Creating my first test - dav1312/Wiki-test GitHub Wiki

Contributor's Guide

Welcome! This guide outlines the process for contributing code and improvements to Stockfish. Following these steps ensures your changes can be reviewed, tested, and integrated smoothly.

Table of Contents


Guiding Principles

  • Be Respectful: Always interact politely and kindly. See the Open Source Etiquette Guidebook.
  • Keep Changes Small: Submit focused, atomic changes. Small patches are easier to review and understand.
  • One Idea Per Test: Each test should focus on a single idea. Avoid bundling multiple changes into one patch.
  • Passing Tests ≠ Automatic Merge: Your change still needs to be reviewed by maintainers, even if it passes all tests. Complex changes require significant benefits to be considered.
  • Join the Community: Participate in the Stockfish Discord server. It's the primary place to communicate with developers and maintainers.

══════════════════════════════

- Aim 1
According to the Stockfish contributor's guide, what is the primary place to communicate with developers and maintainers?
- Aim 2
Extend the Stockfish contributor's guide onward from its last sentence.
The items further down have no role in any of this.

══════════════════════════════

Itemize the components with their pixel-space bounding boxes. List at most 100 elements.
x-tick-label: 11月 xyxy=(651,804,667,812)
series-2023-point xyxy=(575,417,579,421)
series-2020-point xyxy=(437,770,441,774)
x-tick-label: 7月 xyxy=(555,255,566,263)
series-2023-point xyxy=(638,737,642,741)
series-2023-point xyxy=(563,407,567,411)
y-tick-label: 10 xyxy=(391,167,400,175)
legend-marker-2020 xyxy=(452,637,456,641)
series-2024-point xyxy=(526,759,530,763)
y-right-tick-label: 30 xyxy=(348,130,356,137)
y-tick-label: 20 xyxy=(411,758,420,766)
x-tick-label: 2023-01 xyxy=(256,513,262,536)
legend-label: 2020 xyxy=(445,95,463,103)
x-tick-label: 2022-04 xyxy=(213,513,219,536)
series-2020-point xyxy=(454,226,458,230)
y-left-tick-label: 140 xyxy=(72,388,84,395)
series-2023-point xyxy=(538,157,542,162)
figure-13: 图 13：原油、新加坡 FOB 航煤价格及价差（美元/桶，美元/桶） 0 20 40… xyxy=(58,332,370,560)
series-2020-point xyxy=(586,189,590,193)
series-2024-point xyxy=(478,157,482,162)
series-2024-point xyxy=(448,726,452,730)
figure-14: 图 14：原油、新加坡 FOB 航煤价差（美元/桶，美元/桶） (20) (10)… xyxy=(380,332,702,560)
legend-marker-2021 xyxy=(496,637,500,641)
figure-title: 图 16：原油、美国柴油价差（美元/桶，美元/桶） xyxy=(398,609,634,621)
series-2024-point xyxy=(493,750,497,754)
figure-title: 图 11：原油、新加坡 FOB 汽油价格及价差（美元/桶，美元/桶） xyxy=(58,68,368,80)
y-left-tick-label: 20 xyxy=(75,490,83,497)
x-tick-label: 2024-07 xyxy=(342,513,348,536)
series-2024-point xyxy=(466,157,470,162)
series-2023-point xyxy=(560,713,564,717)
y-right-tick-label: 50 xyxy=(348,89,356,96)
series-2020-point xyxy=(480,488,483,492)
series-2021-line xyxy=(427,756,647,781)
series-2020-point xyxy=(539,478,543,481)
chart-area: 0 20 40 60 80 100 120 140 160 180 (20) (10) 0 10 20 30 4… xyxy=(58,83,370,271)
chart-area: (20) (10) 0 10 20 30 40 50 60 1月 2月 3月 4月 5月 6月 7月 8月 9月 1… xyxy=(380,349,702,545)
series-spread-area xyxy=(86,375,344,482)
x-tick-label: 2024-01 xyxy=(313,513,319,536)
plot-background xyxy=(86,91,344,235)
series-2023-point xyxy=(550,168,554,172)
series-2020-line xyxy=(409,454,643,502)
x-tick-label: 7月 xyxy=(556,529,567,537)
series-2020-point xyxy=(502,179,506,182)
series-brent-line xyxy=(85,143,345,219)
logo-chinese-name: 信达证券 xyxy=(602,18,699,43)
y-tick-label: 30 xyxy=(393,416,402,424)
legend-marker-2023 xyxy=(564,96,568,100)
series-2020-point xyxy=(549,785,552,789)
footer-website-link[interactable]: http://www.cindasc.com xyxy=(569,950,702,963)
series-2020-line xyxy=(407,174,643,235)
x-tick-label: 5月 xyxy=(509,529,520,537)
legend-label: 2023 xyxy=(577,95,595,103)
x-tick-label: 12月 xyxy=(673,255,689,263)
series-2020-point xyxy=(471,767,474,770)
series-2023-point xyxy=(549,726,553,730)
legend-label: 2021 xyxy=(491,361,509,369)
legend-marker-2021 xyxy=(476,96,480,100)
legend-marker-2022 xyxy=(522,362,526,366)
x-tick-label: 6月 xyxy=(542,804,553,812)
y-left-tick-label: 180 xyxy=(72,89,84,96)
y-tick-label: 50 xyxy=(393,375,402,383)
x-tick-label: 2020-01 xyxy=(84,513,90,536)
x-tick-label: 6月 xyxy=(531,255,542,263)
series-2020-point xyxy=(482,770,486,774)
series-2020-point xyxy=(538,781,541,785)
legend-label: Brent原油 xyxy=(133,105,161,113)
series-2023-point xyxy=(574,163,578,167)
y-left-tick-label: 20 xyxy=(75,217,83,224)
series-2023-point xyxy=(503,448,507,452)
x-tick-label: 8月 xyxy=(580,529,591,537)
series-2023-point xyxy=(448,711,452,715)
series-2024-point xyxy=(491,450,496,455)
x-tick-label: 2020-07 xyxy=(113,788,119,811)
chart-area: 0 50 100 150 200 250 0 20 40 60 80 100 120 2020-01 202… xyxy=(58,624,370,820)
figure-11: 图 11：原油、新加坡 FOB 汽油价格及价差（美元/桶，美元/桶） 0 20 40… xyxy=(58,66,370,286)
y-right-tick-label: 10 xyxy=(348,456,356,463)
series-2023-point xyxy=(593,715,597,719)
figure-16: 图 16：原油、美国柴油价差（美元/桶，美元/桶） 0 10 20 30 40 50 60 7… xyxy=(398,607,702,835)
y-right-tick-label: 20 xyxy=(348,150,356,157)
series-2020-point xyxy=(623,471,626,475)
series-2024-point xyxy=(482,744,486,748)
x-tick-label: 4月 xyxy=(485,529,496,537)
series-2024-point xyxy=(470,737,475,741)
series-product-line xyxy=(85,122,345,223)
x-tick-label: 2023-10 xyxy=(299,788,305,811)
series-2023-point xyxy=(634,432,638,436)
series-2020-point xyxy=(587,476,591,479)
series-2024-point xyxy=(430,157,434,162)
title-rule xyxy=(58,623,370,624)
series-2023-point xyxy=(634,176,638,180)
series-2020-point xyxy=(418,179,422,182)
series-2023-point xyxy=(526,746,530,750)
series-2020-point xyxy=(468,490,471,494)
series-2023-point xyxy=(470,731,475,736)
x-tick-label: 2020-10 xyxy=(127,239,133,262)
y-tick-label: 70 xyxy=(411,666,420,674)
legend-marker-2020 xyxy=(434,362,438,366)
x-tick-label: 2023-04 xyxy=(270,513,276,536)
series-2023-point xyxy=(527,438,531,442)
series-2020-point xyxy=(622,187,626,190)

══════════════════════════════

- Reply 1
The Stockfish Discord server.

- Reply 2
Getting Started: One-Time Setup

You only need to do this once to prepare your environment.

Prerequisites

  • A recent C++ compiler
  • Git installed on your system
  • A GitHub account
  • A Git client (e.g., GitHub Desktop, GitKraken, or the command line)

Initial Setup Steps

  1. Fork the Repository: Create your personal copy (a "fork") of the official Stockfish repository.

    fork

  2. Clone Your Fork: Create a local copy of your forked repository on your computer. Use your Git client and the URL from your forked repository page.

Important

You must fork the repository first and then clone your fork. Simply cloning the official repository or creating a copy will not allow you to submit changes correctly.

The Contribution Workflow

This is the cycle you will follow for every new change you want to make.

Step 1: Sync Your Fork

Before starting any new work, ensure your local master branch is up-to-date with the official Stockfish master. This prevents merge conflicts.

You can use the provided script for convenience or perform the steps manually with Git.

Click here to view the sync script and instructions
  1. Save the script below as sync-with-official.sh.
  2. Crucially, edit the cd ./chess/stockfish/src line to point to the src directory of your local Stockfish clone.
  3. Open a terminal, navigate to where you saved the script, and run it with sh sync-with-official.sh.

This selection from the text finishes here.